▸ Brief: Can the data below be set down again exactly, line for line?

▸ Data extract:
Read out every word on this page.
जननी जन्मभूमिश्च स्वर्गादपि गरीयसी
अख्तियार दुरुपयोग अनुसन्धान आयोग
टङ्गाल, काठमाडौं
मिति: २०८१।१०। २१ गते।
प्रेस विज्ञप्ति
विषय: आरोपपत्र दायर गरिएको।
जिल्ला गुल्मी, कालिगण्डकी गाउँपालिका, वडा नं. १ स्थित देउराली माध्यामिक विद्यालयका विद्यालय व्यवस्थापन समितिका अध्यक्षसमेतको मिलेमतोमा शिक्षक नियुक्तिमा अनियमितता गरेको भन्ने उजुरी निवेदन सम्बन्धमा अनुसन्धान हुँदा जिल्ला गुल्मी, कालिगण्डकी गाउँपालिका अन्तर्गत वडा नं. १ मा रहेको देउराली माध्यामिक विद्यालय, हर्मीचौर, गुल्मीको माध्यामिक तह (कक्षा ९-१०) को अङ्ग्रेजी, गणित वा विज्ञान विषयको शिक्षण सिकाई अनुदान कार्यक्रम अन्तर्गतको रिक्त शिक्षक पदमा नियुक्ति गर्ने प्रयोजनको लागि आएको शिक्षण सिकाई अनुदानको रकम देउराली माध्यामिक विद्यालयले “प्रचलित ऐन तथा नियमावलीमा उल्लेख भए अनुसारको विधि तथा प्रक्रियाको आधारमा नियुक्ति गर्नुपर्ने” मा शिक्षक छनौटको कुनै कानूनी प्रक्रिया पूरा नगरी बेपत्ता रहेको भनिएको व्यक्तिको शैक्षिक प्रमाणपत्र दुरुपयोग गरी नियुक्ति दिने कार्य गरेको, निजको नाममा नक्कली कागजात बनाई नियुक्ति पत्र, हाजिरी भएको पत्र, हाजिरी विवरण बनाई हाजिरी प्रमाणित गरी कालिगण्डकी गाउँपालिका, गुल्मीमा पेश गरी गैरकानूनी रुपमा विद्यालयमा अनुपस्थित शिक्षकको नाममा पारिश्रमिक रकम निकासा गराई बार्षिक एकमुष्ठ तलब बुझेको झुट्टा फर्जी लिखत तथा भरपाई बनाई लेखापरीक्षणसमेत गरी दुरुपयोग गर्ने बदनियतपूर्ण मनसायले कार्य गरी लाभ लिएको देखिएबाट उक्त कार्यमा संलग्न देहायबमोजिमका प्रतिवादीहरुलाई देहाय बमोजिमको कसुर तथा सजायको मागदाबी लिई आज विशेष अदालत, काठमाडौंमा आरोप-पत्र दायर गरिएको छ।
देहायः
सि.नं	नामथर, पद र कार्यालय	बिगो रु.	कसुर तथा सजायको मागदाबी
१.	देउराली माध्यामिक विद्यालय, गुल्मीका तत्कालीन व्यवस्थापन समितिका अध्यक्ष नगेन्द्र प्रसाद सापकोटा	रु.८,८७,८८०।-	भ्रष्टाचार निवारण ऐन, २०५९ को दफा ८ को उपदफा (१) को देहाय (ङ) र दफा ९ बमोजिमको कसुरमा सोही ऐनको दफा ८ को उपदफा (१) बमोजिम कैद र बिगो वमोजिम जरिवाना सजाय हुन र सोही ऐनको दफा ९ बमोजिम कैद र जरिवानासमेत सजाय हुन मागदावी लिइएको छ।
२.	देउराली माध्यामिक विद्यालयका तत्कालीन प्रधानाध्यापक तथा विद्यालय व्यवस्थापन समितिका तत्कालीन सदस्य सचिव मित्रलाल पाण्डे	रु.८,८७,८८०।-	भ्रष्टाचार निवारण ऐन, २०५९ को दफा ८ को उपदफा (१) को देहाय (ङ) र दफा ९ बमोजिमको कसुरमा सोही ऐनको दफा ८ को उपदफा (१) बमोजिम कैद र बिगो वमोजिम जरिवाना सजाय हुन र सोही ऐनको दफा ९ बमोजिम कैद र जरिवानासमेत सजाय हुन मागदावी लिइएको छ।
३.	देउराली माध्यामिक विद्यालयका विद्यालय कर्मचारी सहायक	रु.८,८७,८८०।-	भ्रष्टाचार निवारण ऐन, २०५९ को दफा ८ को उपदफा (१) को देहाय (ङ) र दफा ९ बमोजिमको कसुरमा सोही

▸ The completed task:
Read out every word on this page.
जननी जन्मभूमिश्च स्वर्गादपि गरीयसी
अख्तियार दुरुपयोग अनुसन्धान आयोग
टङ्गाल, काठमाडौं
मिति: २०८१।१०। २१ गते।
प्रेस विज्ञप्ति
विषय: आरोपपत्र दायर गरिएको।
जिल्ला गुल्मी, कालिगण्डकी गाउँपालिका, वडा नं. १ स्थित देउराली माध्यामिक विद्यालयका विद्यालय व्यवस्थापन समितिका अध्यक्षसमेतको मिलेमतोमा शिक्षक नियुक्तिमा अनियमितता गरेको भन्ने उजुरी निवेदन सम्बन्धमा अनुसन्धान हुँदा जिल्ला गुल्मी, कालिगण्डकी गाउँपालिका अन्तर्गत वडा नं. १ मा रहेको देउराली माध्यामिक विद्यालय, हर्मीचौर, गुल्मीको माध्यामिक तह (कक्षा ९-१०) को अङ्ग्रेजी, गणित वा विज्ञान विषयको शिक्षण सिकाई अनुदान कार्यक्रम अन्तर्गतको रिक्त शिक्षक पदमा नियुक्ति गर्ने प्रयोजनको लागि आएको शिक्षण सिकाई अनुदानको रकम देउराली माध्यामिक विद्यालयले “प्रचलित ऐन तथा नियमावलीमा उल्लेख भए अनुसारको विधि तथा प्रक्रियाको आधारमा नियुक्ति गर्नुपर्ने” मा शिक्षक छनौटको कुनै कानूनी प्रक्रिया पूरा नगरी बेपत्ता रहेको भनिएको व्यक्तिको शैक्षिक प्रमाणपत्र दुरुपयोग गरी नियुक्ति दिने कार्य गरेको, निजको नाममा नक्कली कागजात बनाई नियुक्ति पत्र, हाजिरी भएको पत्र, हाजिरी विवरण बनाई हाजिरी प्रमाणित गरी कालिगण्डकी गाउँपालिका, गुल्मीमा पेश गरी गैरकानूनी रुपमा विद्यालयमा अनुपस्थित शिक्षकको नाममा पारिश्रमिक रकम निकासा गराई बार्षिक एकमुष्ठ तलब बुझेको झुट्टा फर्जी लिखत तथा भरपाई बनाई लेखापरीक्षणसमेत गरी दुरुपयोग गर्ने बदनियतपूर्ण मनसायले कार्य गरी लाभ लिएको देखिएबाट उक्त कार्यमा संलग्न देहायबमोजिमका प्रतिवादीहरुलाई देहाय बमोजिमको कसुर तथा सजायको मागदाबी लिई आज विशेष अदालत, काठमाडौंमा आरोप-पत्र दायर गरिएको छ।
देहायः
सि.नं	नामथर, पद र कार्यालय	बिगो रु.	कसुर तथा सजायको मागदाबी
१.	देउराली माध्यामिक विद्यालय, गुल्मीका तत्कालीन व्यवस्थापन समितिका अध्यक्ष नगेन्द्र प्रसाद सापकोटा	रु.८,८७,८८०।-	भ्रष्टाचार निवारण ऐन, २०५९ को दफा ८ को उपदफा (१) को देहाय (ङ) र दफा ९ बमोजिमको कसुरमा सोही ऐनको दफा ८ को उपदफा (१) बमोजिम कैद र बिगो वमोजिम जरिवाना सजाय हुन र सोही ऐनको दफा ९ बमोजिम कैद र जरिवानासमेत सजाय हुन मागदावी लिइएको छ।
२.	देउराली माध्यामिक विद्यालयका तत्कालीन प्रधानाध्यापक तथा विद्यालय व्यवस्थापन समितिका तत्कालीन सदस्य सचिव मित्रलाल पाण्डे	रु.८,८७,८८०।-	भ्रष्टाचार निवारण ऐन, २०५९ को दफा ८ को उपदफा (१) को देहाय (ङ) र दफा ९ बमोजिमको कसुरमा सोही ऐनको दफा ८ को उपदफा (१) बमोजिम कैद र बिगो वमोजिम जरिवाना सजाय हुन र सोही ऐनको दफा ९ बमोजिम कैद र जरिवानासमेत सजाय हुन मागदावी लिइएको छ।
३.	देउराली माध्यामिक विद्यालयका विद्यालय कर्मचारी सहायक	रु.८,८७,८८०।-	भ्रष्टाचार निवारण ऐन, २०५९ को दफा ८ को उपदफा (१) को देहाय (ङ) र दफा ९ बमोजिमको कसुरमा सोही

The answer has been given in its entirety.